**TASK DETAILS:** Gather every line in the records below that contains the word "name".

**SUPPLIED INFORMATION:**
++++++++

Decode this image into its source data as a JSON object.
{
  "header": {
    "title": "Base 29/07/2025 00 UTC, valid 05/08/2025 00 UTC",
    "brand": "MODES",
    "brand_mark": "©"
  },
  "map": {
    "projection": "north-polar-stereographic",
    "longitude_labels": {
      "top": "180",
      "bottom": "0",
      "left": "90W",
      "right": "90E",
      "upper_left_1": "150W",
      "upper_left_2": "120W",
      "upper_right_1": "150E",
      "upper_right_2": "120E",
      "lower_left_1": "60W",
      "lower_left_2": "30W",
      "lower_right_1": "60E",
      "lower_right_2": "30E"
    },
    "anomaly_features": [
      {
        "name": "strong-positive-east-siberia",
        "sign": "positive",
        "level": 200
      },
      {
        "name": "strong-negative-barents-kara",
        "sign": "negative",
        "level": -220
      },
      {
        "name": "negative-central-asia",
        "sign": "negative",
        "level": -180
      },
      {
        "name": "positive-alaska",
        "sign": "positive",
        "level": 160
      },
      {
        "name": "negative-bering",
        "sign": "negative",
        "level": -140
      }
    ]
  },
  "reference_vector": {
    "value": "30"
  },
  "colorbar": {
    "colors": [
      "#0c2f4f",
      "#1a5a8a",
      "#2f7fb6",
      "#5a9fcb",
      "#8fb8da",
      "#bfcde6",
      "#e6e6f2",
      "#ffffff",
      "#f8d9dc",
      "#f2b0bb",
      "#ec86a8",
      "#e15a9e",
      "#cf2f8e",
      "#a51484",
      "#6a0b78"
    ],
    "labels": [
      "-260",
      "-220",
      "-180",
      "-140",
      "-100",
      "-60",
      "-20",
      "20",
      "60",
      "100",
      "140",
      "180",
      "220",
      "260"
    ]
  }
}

++++++++

**SOLUTION FOR THIS EXERCISE:**
        "name": "strong-positive-east-siberia",
        "name": "strong-negative-barents-kara",
        "name": "negative-central-asia",
        "name": "positive-alaska",
        "name": "negative-bering",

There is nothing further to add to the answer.